[Given text]
----
UnixJunkie / molenc

MolEnc: a molecular encoder using rdkit and OCaml.
BSD 3-Clause "New" or "Revised" License
18 stars 2 forks source link

I need a dumb encoder: mol -> (MolW,cLogP,TPSA,RotB,HBA,HBD,FC) #80

Closed UnixJunkie closed 4 years ago

UnixJunkie commented 4 years ago

I have one somewhere else. Mini dragon or I don't know what funny name.

UnixJunkie commented 4 years ago

copy the script from here https://github.com/UnixJunkie/chemo_lizard

UnixJunkie commented 4 years ago

The TranNguyen-Rognan filter:

# Step 1: Organic compound filter. Molecules bearing at
least one atom other than H, C, N, O, P, S, F, Cl, Br, and I
were removed.
----
[Record extracts]
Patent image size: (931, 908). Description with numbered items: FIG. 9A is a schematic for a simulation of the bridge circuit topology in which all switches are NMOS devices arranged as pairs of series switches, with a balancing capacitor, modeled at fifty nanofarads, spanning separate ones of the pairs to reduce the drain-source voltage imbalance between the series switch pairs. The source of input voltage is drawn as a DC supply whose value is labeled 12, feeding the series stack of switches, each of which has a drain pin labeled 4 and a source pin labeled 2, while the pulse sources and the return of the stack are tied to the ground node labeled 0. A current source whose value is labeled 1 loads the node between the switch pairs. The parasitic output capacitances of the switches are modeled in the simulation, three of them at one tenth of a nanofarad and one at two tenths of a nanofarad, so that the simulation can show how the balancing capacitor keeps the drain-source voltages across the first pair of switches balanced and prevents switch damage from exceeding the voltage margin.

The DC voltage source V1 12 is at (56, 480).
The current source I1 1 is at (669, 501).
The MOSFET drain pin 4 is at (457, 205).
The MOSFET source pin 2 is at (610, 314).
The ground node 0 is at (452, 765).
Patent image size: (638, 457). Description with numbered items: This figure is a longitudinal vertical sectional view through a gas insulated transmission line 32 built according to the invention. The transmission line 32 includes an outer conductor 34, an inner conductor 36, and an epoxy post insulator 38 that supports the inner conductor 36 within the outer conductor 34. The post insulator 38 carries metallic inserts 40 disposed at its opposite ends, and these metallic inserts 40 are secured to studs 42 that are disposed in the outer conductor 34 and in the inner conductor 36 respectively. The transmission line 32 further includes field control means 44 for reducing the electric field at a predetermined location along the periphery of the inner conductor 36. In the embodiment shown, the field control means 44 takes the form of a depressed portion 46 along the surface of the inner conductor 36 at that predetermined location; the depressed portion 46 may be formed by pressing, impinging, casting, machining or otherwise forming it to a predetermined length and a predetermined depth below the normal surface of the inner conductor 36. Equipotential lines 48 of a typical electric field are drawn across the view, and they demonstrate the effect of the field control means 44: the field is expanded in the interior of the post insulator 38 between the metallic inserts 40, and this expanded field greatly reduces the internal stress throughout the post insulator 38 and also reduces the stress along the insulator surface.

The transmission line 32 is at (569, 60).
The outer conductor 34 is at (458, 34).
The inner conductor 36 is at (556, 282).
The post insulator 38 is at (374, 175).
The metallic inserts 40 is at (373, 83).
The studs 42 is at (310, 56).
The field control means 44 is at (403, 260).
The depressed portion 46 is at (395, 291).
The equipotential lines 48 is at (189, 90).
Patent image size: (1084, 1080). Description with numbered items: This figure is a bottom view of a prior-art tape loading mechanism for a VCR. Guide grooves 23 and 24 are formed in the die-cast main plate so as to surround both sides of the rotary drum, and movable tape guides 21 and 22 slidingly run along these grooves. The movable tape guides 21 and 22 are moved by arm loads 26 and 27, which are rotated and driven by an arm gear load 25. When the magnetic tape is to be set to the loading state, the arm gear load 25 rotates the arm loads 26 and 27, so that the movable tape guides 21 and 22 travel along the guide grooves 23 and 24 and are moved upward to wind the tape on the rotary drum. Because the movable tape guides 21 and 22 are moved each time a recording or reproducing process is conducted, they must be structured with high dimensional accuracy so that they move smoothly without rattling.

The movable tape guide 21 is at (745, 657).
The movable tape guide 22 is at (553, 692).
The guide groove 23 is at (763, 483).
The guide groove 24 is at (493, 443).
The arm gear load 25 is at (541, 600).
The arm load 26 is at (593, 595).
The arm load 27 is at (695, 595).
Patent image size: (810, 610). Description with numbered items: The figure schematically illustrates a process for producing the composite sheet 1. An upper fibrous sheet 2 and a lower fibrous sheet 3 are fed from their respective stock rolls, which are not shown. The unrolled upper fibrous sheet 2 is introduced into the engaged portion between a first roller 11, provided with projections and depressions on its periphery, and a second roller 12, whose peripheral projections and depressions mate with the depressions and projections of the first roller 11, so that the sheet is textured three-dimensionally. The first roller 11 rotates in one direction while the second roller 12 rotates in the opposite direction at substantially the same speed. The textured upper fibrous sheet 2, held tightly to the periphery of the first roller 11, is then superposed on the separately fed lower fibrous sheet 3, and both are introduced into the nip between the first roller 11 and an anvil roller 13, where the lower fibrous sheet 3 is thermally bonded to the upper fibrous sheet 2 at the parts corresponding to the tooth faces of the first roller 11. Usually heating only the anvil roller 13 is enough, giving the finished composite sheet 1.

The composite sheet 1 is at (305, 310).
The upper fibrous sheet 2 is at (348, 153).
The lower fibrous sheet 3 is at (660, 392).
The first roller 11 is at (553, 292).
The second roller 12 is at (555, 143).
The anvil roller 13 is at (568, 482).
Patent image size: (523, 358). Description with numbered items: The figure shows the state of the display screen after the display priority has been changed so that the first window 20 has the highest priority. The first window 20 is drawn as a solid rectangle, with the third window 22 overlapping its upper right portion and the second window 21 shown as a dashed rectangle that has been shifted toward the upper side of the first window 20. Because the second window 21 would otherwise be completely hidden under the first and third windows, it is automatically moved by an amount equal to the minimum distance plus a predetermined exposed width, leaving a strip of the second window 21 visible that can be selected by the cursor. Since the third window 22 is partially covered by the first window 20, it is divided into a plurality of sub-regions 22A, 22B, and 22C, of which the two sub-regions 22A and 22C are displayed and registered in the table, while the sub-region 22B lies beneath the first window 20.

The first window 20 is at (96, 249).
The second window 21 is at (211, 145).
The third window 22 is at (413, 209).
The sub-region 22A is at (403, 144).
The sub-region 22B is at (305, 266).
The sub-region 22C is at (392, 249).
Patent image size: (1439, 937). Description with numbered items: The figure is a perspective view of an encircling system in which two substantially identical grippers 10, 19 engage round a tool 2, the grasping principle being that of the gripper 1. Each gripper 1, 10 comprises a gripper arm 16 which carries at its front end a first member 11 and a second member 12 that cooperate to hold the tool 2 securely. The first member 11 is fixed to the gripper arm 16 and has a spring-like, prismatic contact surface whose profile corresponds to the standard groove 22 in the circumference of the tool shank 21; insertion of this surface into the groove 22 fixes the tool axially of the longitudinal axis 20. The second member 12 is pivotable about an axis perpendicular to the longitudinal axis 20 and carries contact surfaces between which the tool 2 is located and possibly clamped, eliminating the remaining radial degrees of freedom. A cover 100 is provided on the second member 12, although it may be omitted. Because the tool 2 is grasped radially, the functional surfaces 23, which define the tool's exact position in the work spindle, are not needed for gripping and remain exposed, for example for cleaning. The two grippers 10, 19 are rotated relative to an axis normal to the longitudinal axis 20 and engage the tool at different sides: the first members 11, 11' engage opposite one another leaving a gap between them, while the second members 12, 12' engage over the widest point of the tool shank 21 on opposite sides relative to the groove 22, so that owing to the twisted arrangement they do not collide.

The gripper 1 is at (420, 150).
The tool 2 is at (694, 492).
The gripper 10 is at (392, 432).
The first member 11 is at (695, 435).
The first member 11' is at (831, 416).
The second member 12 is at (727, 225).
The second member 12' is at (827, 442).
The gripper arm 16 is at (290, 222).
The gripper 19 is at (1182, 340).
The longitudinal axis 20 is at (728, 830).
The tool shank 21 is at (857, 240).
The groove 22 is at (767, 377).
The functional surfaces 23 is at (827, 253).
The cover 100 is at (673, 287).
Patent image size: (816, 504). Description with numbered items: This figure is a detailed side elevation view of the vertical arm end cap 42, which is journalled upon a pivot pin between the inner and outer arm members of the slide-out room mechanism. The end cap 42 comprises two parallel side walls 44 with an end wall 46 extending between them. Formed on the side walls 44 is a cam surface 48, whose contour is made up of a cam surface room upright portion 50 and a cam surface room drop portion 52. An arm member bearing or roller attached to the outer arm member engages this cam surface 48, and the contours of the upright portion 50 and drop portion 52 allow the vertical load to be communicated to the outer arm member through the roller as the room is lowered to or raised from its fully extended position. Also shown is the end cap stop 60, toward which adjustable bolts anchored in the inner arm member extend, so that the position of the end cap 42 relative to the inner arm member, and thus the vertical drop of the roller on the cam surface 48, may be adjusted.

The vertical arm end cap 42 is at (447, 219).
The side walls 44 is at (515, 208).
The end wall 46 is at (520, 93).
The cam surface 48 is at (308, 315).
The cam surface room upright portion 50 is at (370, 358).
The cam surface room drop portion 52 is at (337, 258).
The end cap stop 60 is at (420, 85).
----
[Tasks]
**1)** In the molenc issue thread, which atoms may a molecule contain and still pass Step 1 of the TranNguyen-Rognan filter?
**2)** Write the next part of the molenc issue thread, picking up after its last sentence.
The data above is not needed here.

[Responses to the exercise]
**1)** H, C, N, O, P, S, F, Cl, Br, and I.

**2)**
# Step 3: Molecular property range filter. Remaining
actives and inactives were kept if
• 150 < Molecular weight < 800 Da
• −3.0 < AlogP < 5.0
• Number of rotatable bonds < 15
• H-bond acceptor count < 10
• H-bond donor count < 10
• −2.0 < total formal charge < + 2.0

From

Tran-Nguyen, V. K., Jacquemard, C., & Rognan, D. (2020). LIT-PCBA: An Unbiased Data Set for Machine Learning and Virtual Screening. Journal of Chemical Information and Modeling.
UnixJunkie commented 4 years ago

So, with option: --remove-aliens :)

UnixJunkie commented 4 years ago

done: bin/molenc_lizard.py

UnixJunkie commented 4 years ago

should be OK; except the original AlogP range for which I asked a question (the paper uses AlogP computed with pipeline pilot; while I have cLogP computed by rdkit)